** BEGIN **

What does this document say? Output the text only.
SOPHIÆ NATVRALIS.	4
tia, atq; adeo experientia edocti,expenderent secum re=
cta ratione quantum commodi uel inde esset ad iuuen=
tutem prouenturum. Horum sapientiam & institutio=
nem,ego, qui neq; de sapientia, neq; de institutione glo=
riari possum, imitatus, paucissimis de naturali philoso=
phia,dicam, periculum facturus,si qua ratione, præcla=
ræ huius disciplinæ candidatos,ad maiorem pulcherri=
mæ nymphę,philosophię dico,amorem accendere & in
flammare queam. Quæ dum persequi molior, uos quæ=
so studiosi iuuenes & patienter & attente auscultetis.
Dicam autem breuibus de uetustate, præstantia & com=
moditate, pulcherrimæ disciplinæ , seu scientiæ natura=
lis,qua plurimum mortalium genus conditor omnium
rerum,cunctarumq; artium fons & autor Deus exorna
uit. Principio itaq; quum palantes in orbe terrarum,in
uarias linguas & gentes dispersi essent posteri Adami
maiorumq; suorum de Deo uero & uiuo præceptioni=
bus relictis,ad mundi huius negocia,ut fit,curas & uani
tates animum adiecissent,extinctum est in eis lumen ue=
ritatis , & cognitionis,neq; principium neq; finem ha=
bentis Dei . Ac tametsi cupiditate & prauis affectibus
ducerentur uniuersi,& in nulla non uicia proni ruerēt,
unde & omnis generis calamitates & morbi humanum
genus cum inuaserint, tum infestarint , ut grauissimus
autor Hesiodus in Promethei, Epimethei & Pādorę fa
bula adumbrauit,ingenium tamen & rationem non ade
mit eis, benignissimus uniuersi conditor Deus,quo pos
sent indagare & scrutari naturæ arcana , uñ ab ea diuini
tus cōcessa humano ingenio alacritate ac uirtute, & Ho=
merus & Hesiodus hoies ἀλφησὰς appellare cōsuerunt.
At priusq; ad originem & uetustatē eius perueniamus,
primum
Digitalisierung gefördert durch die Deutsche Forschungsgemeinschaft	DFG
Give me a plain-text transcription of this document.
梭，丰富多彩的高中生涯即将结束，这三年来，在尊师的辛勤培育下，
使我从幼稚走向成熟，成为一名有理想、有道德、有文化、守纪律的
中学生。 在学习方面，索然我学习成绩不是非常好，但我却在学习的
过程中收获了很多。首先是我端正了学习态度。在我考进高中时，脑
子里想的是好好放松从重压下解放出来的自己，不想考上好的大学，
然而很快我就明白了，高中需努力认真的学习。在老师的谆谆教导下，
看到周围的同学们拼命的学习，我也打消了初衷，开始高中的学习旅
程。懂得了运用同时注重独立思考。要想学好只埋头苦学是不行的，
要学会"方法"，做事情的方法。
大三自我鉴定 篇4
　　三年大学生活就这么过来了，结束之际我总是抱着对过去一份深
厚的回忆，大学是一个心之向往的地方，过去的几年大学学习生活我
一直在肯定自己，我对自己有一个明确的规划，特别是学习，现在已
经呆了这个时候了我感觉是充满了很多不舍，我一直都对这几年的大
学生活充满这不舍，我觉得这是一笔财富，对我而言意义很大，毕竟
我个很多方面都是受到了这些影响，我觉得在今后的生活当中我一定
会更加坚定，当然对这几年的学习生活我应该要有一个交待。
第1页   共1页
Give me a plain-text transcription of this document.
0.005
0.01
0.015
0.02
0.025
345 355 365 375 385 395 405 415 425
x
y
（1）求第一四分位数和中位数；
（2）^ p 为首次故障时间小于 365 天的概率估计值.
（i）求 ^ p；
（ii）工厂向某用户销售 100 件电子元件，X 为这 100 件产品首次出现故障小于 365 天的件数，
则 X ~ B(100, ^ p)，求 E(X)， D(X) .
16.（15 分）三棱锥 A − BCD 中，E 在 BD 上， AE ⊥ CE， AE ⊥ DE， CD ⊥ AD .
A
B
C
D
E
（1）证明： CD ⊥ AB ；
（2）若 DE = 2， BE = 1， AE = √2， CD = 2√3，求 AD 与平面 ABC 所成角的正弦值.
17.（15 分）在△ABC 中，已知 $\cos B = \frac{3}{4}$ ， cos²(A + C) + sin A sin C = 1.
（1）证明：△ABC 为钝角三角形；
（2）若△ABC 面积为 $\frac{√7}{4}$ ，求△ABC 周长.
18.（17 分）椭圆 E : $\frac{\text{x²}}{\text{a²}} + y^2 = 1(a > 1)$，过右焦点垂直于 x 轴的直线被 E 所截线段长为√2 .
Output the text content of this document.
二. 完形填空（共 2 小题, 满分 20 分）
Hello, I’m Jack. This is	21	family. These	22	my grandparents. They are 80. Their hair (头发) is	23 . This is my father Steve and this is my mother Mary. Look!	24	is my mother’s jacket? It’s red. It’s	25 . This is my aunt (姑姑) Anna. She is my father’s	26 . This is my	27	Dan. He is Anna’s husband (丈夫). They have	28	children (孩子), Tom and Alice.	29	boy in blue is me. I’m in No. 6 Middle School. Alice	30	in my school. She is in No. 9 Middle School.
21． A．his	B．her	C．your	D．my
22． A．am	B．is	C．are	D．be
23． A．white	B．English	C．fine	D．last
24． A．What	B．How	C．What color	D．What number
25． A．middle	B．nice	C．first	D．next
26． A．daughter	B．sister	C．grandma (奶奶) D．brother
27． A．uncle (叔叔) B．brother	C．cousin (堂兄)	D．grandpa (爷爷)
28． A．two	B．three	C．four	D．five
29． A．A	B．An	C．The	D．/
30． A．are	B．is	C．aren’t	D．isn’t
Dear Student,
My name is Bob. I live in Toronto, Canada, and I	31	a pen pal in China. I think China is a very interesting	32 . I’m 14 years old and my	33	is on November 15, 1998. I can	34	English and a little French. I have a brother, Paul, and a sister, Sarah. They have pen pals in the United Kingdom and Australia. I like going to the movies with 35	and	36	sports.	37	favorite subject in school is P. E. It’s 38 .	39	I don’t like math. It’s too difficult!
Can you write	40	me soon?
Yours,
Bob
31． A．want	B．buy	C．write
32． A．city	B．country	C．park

** END **

> **Exercise requirements**:
Repeat every entry word for word.

> **Exercise answer**:
What does this document say? Output the text only.
SOPHIÆ NATVRALIS.	4
tia, atq; adeo experientia edocti,expenderent secum re=
cta ratione quantum commodi uel inde esset ad iuuen=
tutem prouenturum. Horum sapientiam & institutio=
nem,ego, qui neq; de sapientia, neq; de institutione glo=
riari possum, imitatus, paucissimis de naturali philoso=
phia,dicam, periculum facturus,si qua ratione, præcla=
ræ huius disciplinæ candidatos,ad maiorem pulcherri=
mæ nymphę,philosophię dico,amorem accendere & in
flammare queam. Quæ dum persequi molior, uos quæ=
so studiosi iuuenes & patienter & attente auscultetis.
Dicam autem breuibus de uetustate, præstantia & com=
moditate, pulcherrimæ disciplinæ , seu scientiæ natura=
lis,qua plurimum mortalium genus conditor omnium
rerum,cunctarumq; artium fons & autor Deus exorna
uit. Principio itaq; quum palantes in orbe terrarum,in
uarias linguas & gentes dispersi essent posteri Adami
maiorumq; suorum de Deo uero & uiuo præceptioni=
bus relictis,ad mundi huius negocia,ut fit,curas & uani
tates animum adiecissent,extinctum est in eis lumen ue=
ritatis , & cognitionis,neq; principium neq; finem ha=
bentis Dei . Ac tametsi cupiditate & prauis affectibus
ducerentur uniuersi,& in nulla non uicia proni ruerēt,
unde & omnis generis calamitates & morbi humanum
genus cum inuaserint, tum infestarint , ut grauissimus
autor Hesiodus in Promethei, Epimethei & Pādorę fa
bula adumbrauit,ingenium tamen & rationem non ade
mit eis, benignissimus uniuersi conditor Deus,quo pos
sent indagare & scrutari naturæ arcana , uñ ab ea diuini
tus cōcessa humano ingenio alacritate ac uirtute, & Ho=
merus & Hesiodus hoies ἀλφησὰς appellare cōsuerunt.
At priusq; ad originem & uetustatē eius perueniamus,
primum
Digitalisierung gefördert durch die Deutsche Forschungsgemeinschaft	DFG
Give me a plain-text transcription of this document.
梭，丰富多彩的高中生涯即将结束，这三年来，在尊师的辛勤培育下，
使我从幼稚走向成熟，成为一名有理想、有道德、有文化、守纪律的
中学生。 在学习方面，索然我学习成绩不是非常好，但我却在学习的
过程中收获了很多。首先是我端正了学习态度。在我考进高中时，脑
子里想的是好好放松从重压下解放出来的自己，不想考上好的大学，
然而很快我就明白了，高中需努力认真的学习。在老师的谆谆教导下，
看到周围的同学们拼命的学习，我也打消了初衷，开始高中的学习旅
程。懂得了运用同时注重独立思考。要想学好只埋头苦学是不行的，
要学会"方法"，做事情的方法。
大三自我鉴定 篇4
　　三年大学生活就这么过来了，结束之际我总是抱着对过去一份深
厚的回忆，大学是一个心之向往的地方，过去的几年大学学习生活我
一直在肯定自己，我对自己有一个明确的规划，特别是学习，现在已
经呆了这个时候了我感觉是充满了很多不舍，我一直都对这几年的大
学生活充满这不舍，我觉得这是一笔财富，对我而言意义很大，毕竟
我个很多方面都是受到了这些影响，我觉得在今后的生活当中我一定
会更加坚定，当然对这几年的学习生活我应该要有一个交待。
第1页   共1页
Give me a plain-text transcription of this document.
0.005
0.01
0.015
0.02
0.025
345 355 365 375 385 395 405 415 425
x
y
（1）求第一四分位数和中位数；
（2）^ p 为首次故障时间小于 365 天的概率估计值.
（i）求 ^ p；
（ii）工厂向某用户销售 100 件电子元件，X 为这 100 件产品首次出现故障小于 365 天的件数，
则 X ~ B(100, ^ p)，求 E(X)， D(X) .
16.（15 分）三棱锥 A − BCD 中，E 在 BD 上， AE ⊥ CE， AE ⊥ DE， CD ⊥ AD .
A
B
C
D
E
（1）证明： CD ⊥ AB ；
（2）若 DE = 2， BE = 1， AE = √2， CD = 2√3，求 AD 与平面 ABC 所成角的正弦值.
17.（15 分）在△ABC 中，已知 $\cos B = \frac{3}{4}$ ， cos²(A + C) + sin A sin C = 1.
（1）证明：△ABC 为钝角三角形；
（2）若△ABC 面积为 $\frac{√7}{4}$ ，求△ABC 周长.
18.（17 分）椭圆 E : $\frac{\text{x²}}{\text{a²}} + y^2 = 1(a > 1)$，过右焦点垂直于 x 轴的直线被 E 所截线段长为√2 .
Output the text content of this document.
二. 完形填空（共 2 小题, 满分 20 分）
Hello, I’m Jack. This is	21	family. These	22	my grandparents. They are 80. Their hair (头发) is	23 . This is my father Steve and this is my mother Mary. Look!	24	is my mother’s jacket? It’s red. It’s	25 . This is my aunt (姑姑) Anna. She is my father’s	26 . This is my	27	Dan. He is Anna’s husband (丈夫). They have	28	children (孩子), Tom and Alice.	29	boy in blue is me. I’m in No. 6 Middle School. Alice	30	in my school. She is in No. 9 Middle School.
21． A．his	B．her	C．your	D．my
22． A．am	B．is	C．are	D．be
23． A．white	B．English	C．fine	D．last
24． A．What	B．How	C．What color	D．What number
25． A．middle	B．nice	C．first	D．next
26． A．daughter	B．sister	C．grandma (奶奶) D．brother
27． A．uncle (叔叔) B．brother	C．cousin (堂兄)	D．grandpa (爷爷)
28． A．two	B．three	C．four	D．five
29． A．A	B．An	C．The	D．/
30． A．are	B．is	C．aren’t	D．isn’t
Dear Student,
My name is Bob. I live in Toronto, Canada, and I	31	a pen pal in China. I think China is a very interesting	32 . I’m 14 years old and my	33	is on November 15, 1998. I can	34	English and a little French. I have a brother, Paul, and a sister, Sarah. They have pen pals in the United Kingdom and Australia. I like going to the movies with 35	and	36	sports.	37	favorite subject in school is P. E. It’s 38 .	39	I don’t like math. It’s too difficult!
Can you write	40	me soon?
Yours,
Bob
31． A．want	B．buy	C．write
32． A．city	B．country	C．park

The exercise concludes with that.